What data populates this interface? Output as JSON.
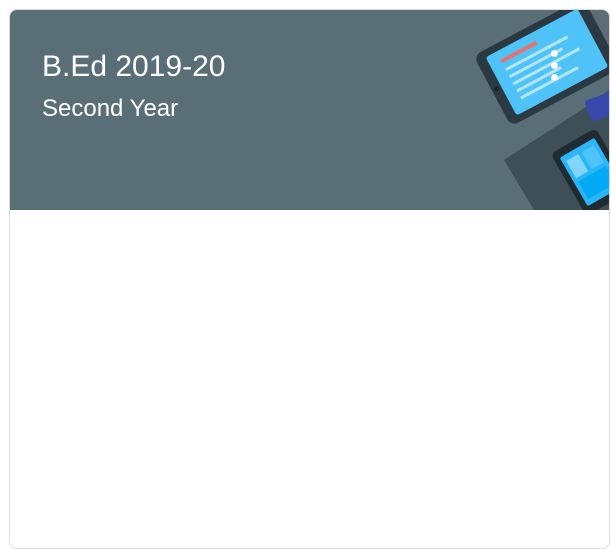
--
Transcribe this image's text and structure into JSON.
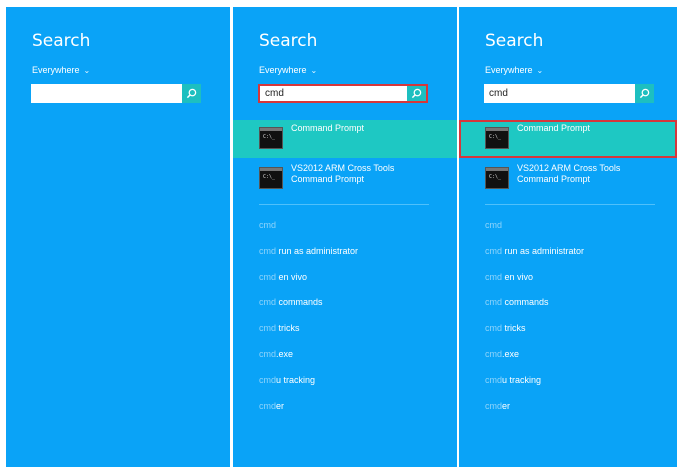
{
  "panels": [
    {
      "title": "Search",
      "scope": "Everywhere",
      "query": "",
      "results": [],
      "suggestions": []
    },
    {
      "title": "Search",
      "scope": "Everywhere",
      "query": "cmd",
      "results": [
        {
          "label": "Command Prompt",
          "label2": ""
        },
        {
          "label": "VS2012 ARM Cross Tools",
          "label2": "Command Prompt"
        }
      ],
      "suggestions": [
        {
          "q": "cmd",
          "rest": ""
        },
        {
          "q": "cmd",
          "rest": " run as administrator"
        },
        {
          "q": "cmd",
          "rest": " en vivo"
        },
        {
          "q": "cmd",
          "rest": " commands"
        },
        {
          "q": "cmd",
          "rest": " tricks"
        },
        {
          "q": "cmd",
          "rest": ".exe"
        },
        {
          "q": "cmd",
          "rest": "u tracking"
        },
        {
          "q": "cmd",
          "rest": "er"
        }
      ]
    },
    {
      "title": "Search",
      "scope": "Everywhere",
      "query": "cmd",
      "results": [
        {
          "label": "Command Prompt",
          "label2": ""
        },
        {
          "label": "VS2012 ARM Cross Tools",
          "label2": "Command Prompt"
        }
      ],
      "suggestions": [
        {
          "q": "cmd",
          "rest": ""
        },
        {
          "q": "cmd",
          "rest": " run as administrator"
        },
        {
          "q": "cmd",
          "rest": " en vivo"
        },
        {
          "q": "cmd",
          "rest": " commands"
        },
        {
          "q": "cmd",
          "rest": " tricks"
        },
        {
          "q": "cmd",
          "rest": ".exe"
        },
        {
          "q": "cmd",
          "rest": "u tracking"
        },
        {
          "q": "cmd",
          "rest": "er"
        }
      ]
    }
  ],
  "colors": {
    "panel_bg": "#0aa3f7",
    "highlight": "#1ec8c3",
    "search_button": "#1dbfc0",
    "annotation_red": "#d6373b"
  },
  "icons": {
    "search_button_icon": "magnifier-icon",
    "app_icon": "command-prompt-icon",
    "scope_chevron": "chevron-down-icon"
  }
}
* * *
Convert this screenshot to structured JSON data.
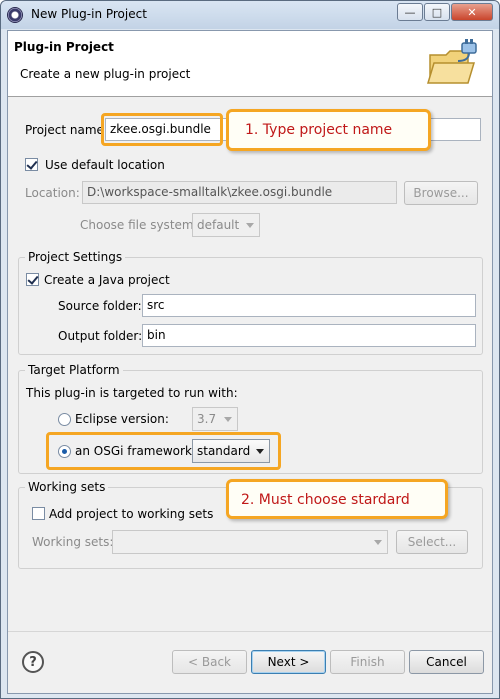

> PROBLEM
In the entries above, find each line with the string "data" and copy it.

> FINAL ANSWER
What data populates this interface? Output as JSON.
Convert this screenshot to structured JSON data.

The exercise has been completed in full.